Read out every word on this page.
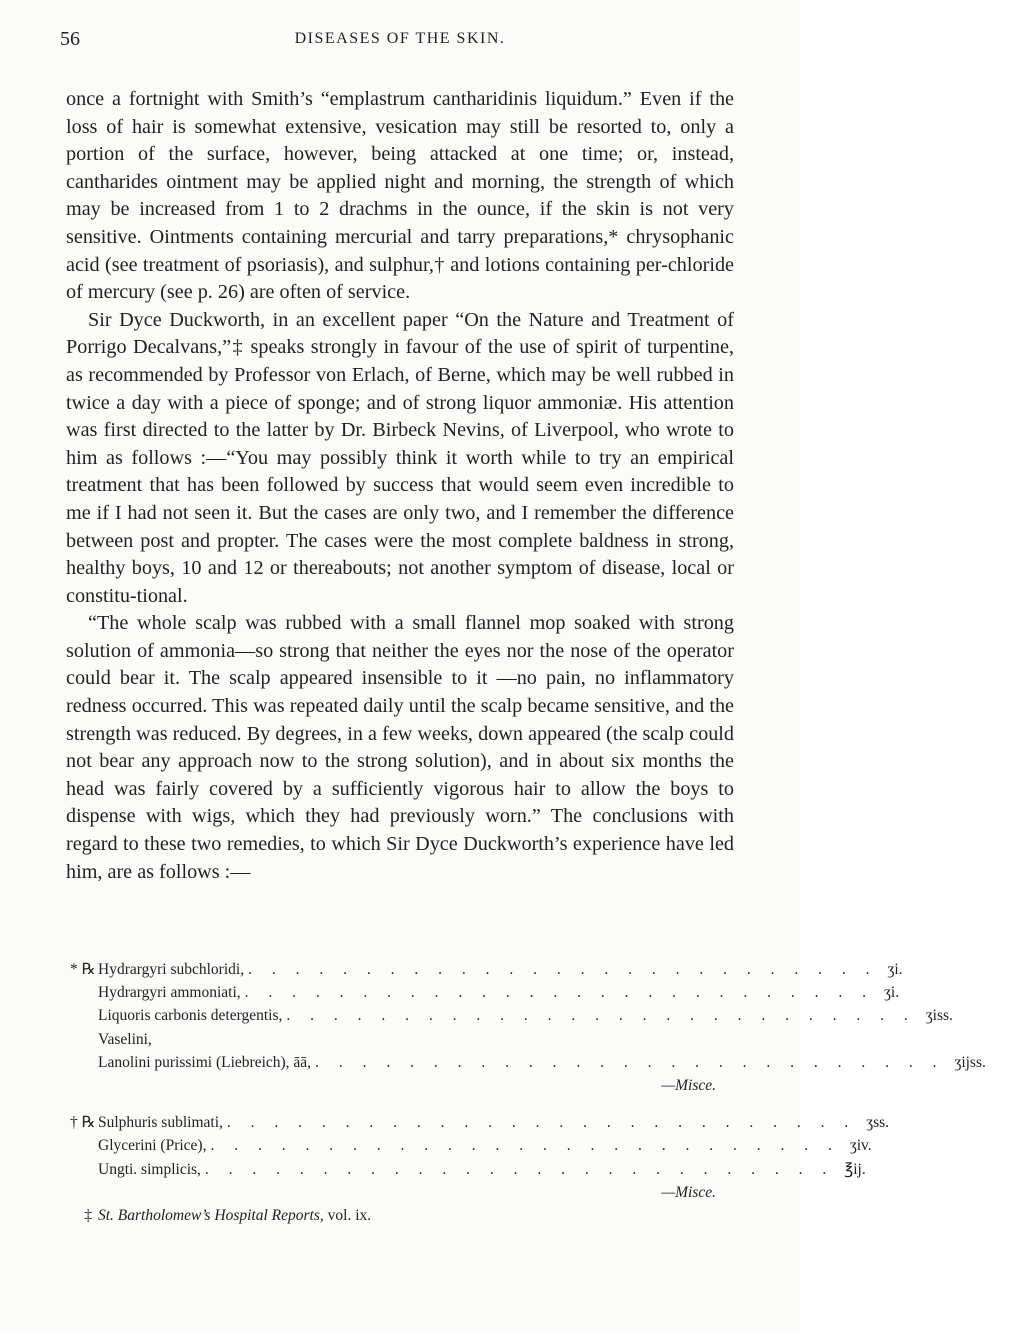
56	DISEASES OF THE SKIN.

once a fortnight with Smith’s “emplastrum cantharidinis liquidum.” Even if the loss of hair is somewhat extensive, vesication may still be resorted to, only a portion of the surface, however, being attacked at one time; or, instead, cantharides ointment may be applied night and morning, the strength of which may be increased from 1 to 2 drachms in the ounce, if the skin is not very sensitive. Ointments containing mercurial and tarry preparations,* chrysophanic acid (see treatment of psoriasis), and sulphur,† and lotions containing per-chloride of mercury (see p. 26) are often of service.

Sir Dyce Duckworth, in an excellent paper “On the Nature and Treatment of Porrigo Decalvans,”‡ speaks strongly in favour of the use of spirit of turpentine, as recommended by Professor von Erlach, of Berne, which may be well rubbed in twice a day with a piece of sponge; and of strong liquor ammoniæ. His attention was first directed to the latter by Dr. Birbeck Nevins, of Liverpool, who wrote to him as follows :—“You may possibly think it worth while to try an empirical treatment that has been followed by success that would seem even incredible to me if I had not seen it. But the cases are only two, and I remember the difference between post and propter. The cases were the most complete baldness in strong, healthy boys, 10 and 12 or thereabouts; not another symptom of disease, local or constitu-tional.

“The whole scalp was rubbed with a small flannel mop soaked with strong solution of ammonia—so strong that neither the eyes nor the nose of the operator could bear it. The scalp appeared insensible to it —no pain, no inflammatory redness occurred. This was repeated daily until the scalp became sensitive, and the strength was reduced. By degrees, in a few weeks, down appeared (the scalp could not bear any approach now to the strong solution), and in about six months the head was fairly covered by a sufficiently vigorous hair to allow the boys to dispense with wigs, which they had previously worn.” The conclusions with regard to these two remedies, to which Sir Dyce Duckworth’s experience have led him, are as follows :—

* ℞ Hydrargyri subchloridi, . . . . . . . . . . . . . . . . . . . . . . . . . . . ʒi.
Hydrargyri ammoniati, . . . . . . . . . . . . . . . . . . . . . . . . . . . ʒi.
Liquoris carbonis detergentis, . . . . . . . . . . . . . . . . . . . . . . . . . . . ʒiss.
Vaselini,
Lanolini purissimi (Liebreich), āā, . . . . . . . . . . . . . . . . . . . . . . . . . . . ʒijss.
—Misce.
† ℞ Sulphuris sublimati, . . . . . . . . . . . . . . . . . . . . . . . . . . . ʒss.
Glycerini (Price), . . . . . . . . . . . . . . . . . . . . . . . . . . . ʒiv.
Ungti. simplicis, . . . . . . . . . . . . . . . . . . . . . . . . . . . ℥ij.
—Misce.
‡ St. Bartholomew’s Hospital Reports, vol. ix.
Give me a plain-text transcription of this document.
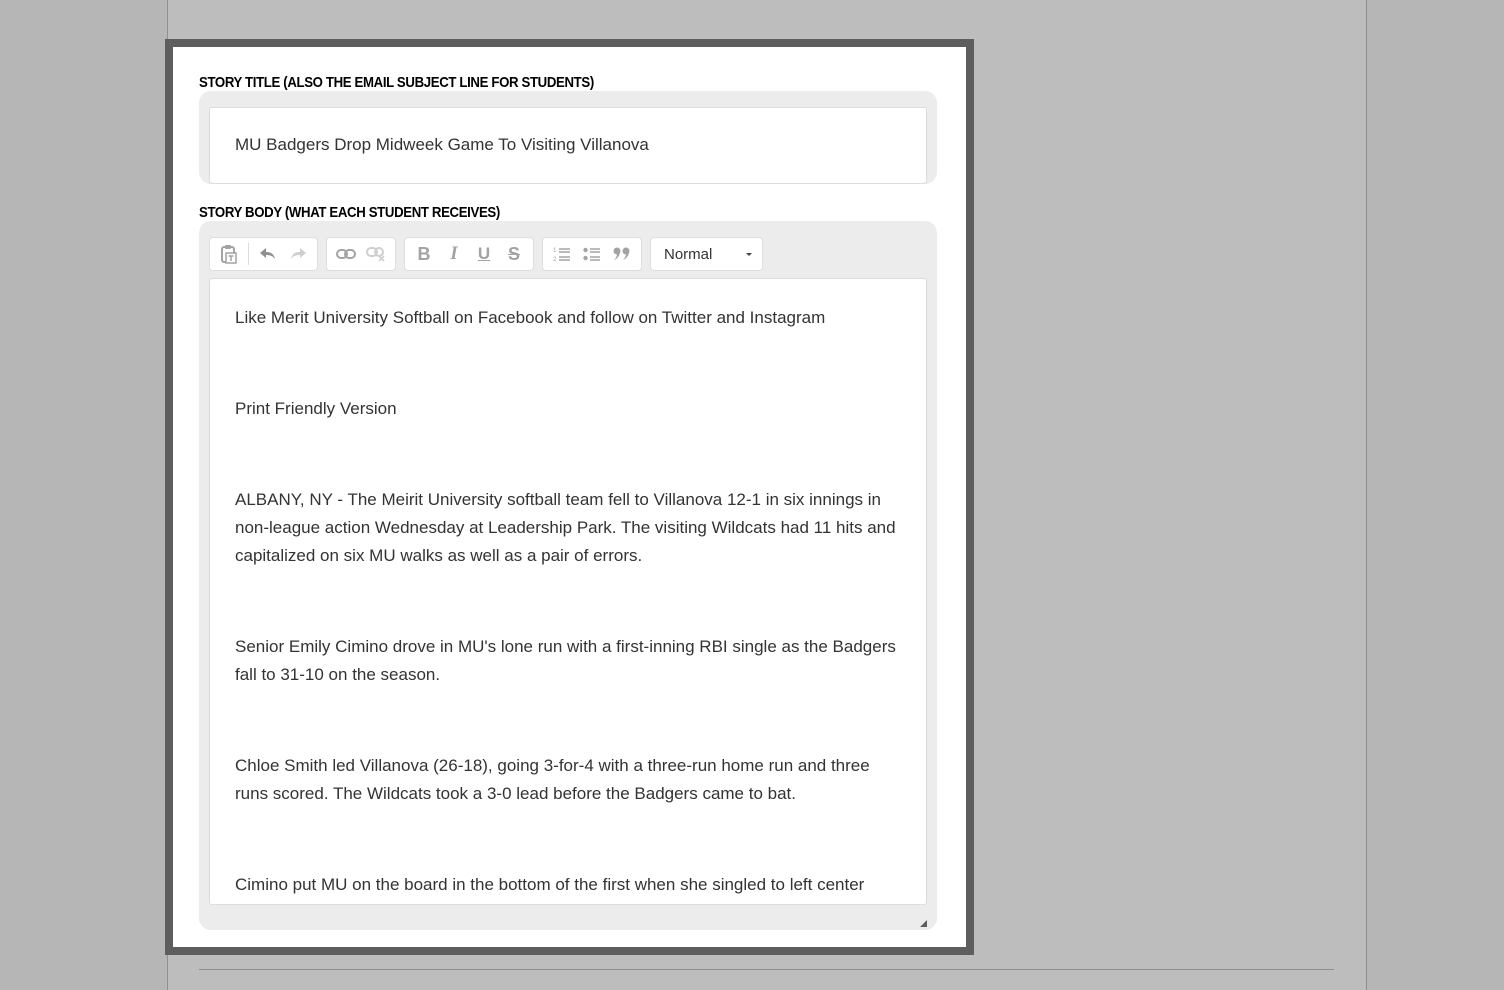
STORY TITLE (ALSO THE EMAIL SUBJECT LINE FOR STUDENTS)
MU Badgers Drop Midweek Game To Visiting Villanova
STORY BODY (WHAT EACH STUDENT RECEIVES)
B	I	U S	1
2	Normal

Like Merit University Softball on Facebook and follow on Twitter and Instagram

Print Friendly Version

ALBANY, NY - The Meirit University softball team fell to Villanova 12-1 in six innings in non-league action Wednesday at Leadership Park. The visiting Wildcats had 11 hits and capitalized on six MU walks as well as a pair of errors.

Senior Emily Cimino drove in MU's lone run with a first-inning RBI single as the Badgers fall to 31-10 on the season.

Chloe Smith led Villanova (26-18), going 3-for-4 with a three-run home run and three runs scored. The Wildcats took a 3-0 lead before the Badgers came to bat.

Cimino put MU on the board in the bottom of the first when she singled to left center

☆ ☆ ☆

-- Description of the task --
Output the data above without changes, apart from leaving out the pictures.

-- Written reply --
Read out every word on this page.
56	DISEASES OF THE SKIN.

once a fortnight with Smith’s “emplastrum cantharidinis liquidum.” Even if the loss of hair is somewhat extensive, vesication may still be resorted to, only a portion of the surface, however, being attacked at one time; or, instead, cantharides ointment may be applied night and morning, the strength of which may be increased from 1 to 2 drachms in the ounce, if the skin is not very sensitive. Ointments containing mercurial and tarry preparations,* chrysophanic acid (see treatment of psoriasis), and sulphur,† and lotions containing per-chloride of mercury (see p. 26) are often of service.

Sir Dyce Duckworth, in an excellent paper “On the Nature and Treatment of Porrigo Decalvans,”‡ speaks strongly in favour of the use of spirit of turpentine, as recommended by Professor von Erlach, of Berne, which may be well rubbed in twice a day with a piece of sponge; and of strong liquor ammoniæ. His attention was first directed to the latter by Dr. Birbeck Nevins, of Liverpool, who wrote to him as follows :—“You may possibly think it worth while to try an empirical treatment that has been followed by success that would seem even incredible to me if I had not seen it. But the cases are only two, and I remember the difference between post and propter. The cases were the most complete baldness in strong, healthy boys, 10 and 12 or thereabouts; not another symptom of disease, local or constitu-tional.

“The whole scalp was rubbed with a small flannel mop soaked with strong solution of ammonia—so strong that neither the eyes nor the nose of the operator could bear it. The scalp appeared insensible to it —no pain, no inflammatory redness occurred. This was repeated daily until the scalp became sensitive, and the strength was reduced. By degrees, in a few weeks, down appeared (the scalp could not bear any approach now to the strong solution), and in about six months the head was fairly covered by a sufficiently vigorous hair to allow the boys to dispense with wigs, which they had previously worn.” The conclusions with regard to these two remedies, to which Sir Dyce Duckworth’s experience have led him, are as follows :—

* ℞ Hydrargyri subchloridi, . . . . . . . . . . . . . . . . . . . . . . . . . . . ʒi.
Hydrargyri ammoniati, . . . . . . . . . . . . . . . . . . . . . . . . . . . ʒi.
Liquoris carbonis detergentis, . . . . . . . . . . . . . . . . . . . . . . . . . . . ʒiss.
Vaselini,
Lanolini purissimi (Liebreich), āā, . . . . . . . . . . . . . . . . . . . . . . . . . . . ʒijss.
—Misce.
† ℞ Sulphuris sublimati, . . . . . . . . . . . . . . . . . . . . . . . . . . . ʒss.
Glycerini (Price), . . . . . . . . . . . . . . . . . . . . . . . . . . . ʒiv.
Ungti. simplicis, . . . . . . . . . . . . . . . . . . . . . . . . . . . ℥ij.
—Misce.
‡ St. Bartholomew’s Hospital Reports, vol. ix.
Give me a plain-text transcription of this document.
STORY TITLE (ALSO THE EMAIL SUBJECT LINE FOR STUDENTS)
MU Badgers Drop Midweek Game To Visiting Villanova
STORY BODY (WHAT EACH STUDENT RECEIVES)
B	I	U S	1
2	Normal

Like Merit University Softball on Facebook and follow on Twitter and Instagram

Print Friendly Version

ALBANY, NY - The Meirit University softball team fell to Villanova 12-1 in six innings in non-league action Wednesday at Leadership Park. The visiting Wildcats had 11 hits and capitalized on six MU walks as well as a pair of errors.

Senior Emily Cimino drove in MU's lone run with a first-inning RBI single as the Badgers fall to 31-10 on the season.

Chloe Smith led Villanova (26-18), going 3-for-4 with a three-run home run and three runs scored. The Wildcats took a 3-0 lead before the Badgers came to bat.

Cimino put MU on the board in the bottom of the first when she singled to left center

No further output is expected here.